## Record extracts

- - - - -

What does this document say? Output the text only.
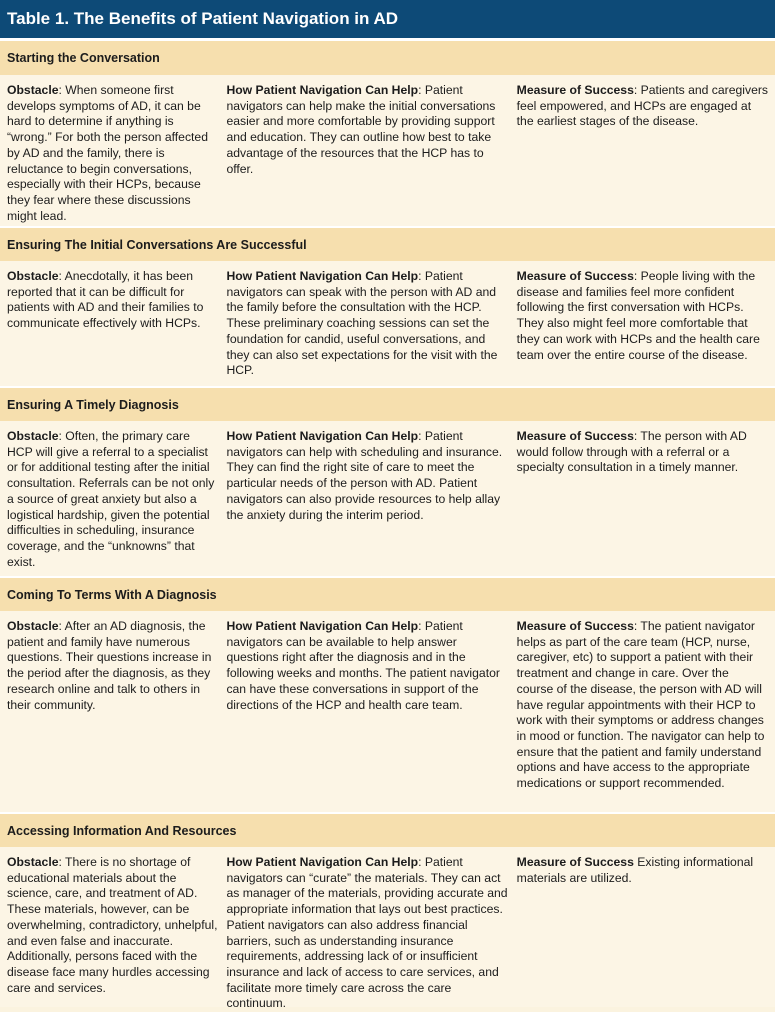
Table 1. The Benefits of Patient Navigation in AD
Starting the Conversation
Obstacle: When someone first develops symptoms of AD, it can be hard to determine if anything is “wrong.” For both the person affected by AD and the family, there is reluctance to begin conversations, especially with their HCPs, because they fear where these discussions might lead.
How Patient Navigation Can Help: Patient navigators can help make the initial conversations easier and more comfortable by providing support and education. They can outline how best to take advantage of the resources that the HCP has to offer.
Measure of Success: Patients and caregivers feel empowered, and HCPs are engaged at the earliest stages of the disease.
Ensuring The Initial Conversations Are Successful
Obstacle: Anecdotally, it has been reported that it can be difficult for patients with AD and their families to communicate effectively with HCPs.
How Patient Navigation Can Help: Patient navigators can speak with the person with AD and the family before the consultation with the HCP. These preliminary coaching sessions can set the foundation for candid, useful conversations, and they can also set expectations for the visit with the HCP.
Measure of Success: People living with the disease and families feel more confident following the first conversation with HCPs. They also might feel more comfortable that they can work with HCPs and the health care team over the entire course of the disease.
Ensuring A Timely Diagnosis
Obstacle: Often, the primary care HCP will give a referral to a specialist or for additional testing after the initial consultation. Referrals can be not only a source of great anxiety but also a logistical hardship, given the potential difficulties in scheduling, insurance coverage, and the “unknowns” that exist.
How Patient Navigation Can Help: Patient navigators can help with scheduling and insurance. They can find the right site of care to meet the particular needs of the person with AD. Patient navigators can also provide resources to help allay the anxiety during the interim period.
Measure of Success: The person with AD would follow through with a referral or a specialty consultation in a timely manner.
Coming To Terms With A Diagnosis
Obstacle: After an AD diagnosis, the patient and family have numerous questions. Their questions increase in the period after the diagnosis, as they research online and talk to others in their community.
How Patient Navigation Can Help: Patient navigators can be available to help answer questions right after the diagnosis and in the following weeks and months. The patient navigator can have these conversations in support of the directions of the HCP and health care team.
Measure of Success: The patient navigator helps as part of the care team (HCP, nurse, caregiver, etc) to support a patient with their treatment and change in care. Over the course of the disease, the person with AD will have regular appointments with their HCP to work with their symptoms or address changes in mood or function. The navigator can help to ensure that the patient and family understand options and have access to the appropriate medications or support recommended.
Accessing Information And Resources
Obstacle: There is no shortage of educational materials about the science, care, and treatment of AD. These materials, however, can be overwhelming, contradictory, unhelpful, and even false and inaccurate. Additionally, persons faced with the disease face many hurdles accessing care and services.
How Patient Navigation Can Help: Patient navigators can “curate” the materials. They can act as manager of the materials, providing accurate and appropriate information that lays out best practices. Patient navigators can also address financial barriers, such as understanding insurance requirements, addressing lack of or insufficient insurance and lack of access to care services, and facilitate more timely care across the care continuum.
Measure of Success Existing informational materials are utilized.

- - - - -

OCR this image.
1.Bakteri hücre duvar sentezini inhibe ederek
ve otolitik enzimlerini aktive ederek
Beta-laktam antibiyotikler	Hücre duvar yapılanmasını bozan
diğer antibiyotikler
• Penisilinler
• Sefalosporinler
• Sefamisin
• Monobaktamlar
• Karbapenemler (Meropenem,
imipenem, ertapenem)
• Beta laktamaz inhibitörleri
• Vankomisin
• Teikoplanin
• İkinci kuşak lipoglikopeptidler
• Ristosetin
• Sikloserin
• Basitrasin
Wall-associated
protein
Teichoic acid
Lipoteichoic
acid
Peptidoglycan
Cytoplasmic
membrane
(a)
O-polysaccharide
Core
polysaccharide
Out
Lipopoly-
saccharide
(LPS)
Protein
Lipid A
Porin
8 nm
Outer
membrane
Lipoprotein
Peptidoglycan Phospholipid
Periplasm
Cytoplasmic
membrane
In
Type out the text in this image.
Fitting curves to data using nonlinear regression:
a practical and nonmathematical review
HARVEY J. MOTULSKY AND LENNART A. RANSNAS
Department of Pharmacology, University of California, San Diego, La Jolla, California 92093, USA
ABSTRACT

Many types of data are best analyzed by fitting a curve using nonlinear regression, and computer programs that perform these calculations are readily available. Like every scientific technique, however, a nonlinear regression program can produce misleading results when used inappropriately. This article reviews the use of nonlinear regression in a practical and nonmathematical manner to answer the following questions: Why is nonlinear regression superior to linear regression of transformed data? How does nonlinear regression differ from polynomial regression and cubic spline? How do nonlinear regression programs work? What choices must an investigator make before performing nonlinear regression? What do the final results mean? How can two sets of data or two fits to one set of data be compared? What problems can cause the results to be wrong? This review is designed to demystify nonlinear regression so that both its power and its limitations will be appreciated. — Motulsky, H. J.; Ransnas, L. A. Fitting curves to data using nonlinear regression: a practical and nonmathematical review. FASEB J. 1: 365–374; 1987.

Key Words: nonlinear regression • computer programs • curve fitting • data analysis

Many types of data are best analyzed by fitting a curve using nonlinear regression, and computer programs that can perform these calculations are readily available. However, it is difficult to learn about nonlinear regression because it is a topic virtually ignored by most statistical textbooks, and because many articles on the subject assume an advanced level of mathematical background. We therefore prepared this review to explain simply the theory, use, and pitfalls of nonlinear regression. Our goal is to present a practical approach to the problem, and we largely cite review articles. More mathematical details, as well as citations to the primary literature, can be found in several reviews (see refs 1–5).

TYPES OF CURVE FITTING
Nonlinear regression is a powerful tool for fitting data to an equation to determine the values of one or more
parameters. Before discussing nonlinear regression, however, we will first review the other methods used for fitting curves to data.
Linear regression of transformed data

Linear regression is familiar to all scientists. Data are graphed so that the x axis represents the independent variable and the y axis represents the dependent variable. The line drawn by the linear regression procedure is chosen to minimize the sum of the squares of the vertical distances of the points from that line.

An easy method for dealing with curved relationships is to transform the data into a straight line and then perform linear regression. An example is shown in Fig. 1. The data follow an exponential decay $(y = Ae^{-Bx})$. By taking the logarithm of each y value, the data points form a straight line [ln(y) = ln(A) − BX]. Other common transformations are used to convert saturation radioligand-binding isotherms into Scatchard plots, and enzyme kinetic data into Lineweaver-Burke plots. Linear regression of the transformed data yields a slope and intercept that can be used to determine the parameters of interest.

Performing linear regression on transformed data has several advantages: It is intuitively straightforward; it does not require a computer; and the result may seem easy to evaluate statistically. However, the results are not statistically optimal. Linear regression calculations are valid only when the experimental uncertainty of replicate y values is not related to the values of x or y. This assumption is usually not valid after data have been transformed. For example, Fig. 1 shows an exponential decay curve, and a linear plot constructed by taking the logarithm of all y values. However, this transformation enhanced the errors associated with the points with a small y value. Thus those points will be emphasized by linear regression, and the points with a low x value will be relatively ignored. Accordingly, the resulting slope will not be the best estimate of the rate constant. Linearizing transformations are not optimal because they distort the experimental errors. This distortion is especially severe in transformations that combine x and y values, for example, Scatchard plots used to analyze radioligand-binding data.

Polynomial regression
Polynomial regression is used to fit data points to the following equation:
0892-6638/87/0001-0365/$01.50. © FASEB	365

- - - - -

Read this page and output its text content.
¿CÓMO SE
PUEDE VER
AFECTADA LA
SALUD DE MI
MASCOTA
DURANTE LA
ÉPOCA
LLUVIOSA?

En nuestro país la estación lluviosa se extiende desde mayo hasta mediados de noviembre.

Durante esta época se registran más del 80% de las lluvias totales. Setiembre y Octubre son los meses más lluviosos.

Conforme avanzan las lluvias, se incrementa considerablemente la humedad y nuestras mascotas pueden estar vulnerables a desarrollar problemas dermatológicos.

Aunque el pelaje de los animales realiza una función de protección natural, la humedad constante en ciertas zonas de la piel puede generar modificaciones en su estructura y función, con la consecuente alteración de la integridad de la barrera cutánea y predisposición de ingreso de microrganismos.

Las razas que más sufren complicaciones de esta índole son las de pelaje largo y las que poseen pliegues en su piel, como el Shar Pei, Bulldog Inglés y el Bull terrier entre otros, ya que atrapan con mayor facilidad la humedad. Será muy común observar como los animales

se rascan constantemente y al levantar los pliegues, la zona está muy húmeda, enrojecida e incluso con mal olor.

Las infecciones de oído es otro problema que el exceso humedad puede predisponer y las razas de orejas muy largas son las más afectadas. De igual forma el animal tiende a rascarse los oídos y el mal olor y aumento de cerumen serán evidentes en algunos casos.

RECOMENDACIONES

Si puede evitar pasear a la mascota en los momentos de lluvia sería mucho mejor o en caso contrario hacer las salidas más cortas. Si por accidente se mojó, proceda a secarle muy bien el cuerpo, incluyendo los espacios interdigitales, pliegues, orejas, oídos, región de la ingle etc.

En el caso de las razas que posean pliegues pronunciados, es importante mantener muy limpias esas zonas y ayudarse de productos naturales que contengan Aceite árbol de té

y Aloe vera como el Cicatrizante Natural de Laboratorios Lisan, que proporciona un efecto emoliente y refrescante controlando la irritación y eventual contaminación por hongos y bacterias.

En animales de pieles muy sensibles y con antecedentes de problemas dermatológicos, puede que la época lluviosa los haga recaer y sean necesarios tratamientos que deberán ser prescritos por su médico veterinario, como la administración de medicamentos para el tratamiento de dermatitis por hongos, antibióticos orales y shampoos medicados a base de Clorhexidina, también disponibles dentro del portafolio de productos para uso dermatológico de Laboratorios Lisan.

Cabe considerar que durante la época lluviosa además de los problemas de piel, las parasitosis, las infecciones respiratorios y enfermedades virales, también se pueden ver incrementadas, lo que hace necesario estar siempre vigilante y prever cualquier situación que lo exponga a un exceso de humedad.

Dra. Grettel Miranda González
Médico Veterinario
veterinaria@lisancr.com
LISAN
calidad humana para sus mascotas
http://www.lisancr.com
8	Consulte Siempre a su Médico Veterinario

- - - - -

## What the task asks
Search the listing above for "providing" and copy every line that has it.

## Answer below
How Patient Navigation Can Help: Patient navigators can help make the initial conversations easier and more comfortable by providing support and education. They can outline how best to take advantage of the resources that the HCP has to offer.
How Patient Navigation Can Help: Patient navigators can “curate” the materials. They can act as manager of the materials, providing accurate and appropriate information that lays out best practices. Patient navigators can also address financial barriers, such as understanding insurance requirements, addressing lack of or insufficient insurance and lack of access to care services, and facilitate more timely care across the care continuum.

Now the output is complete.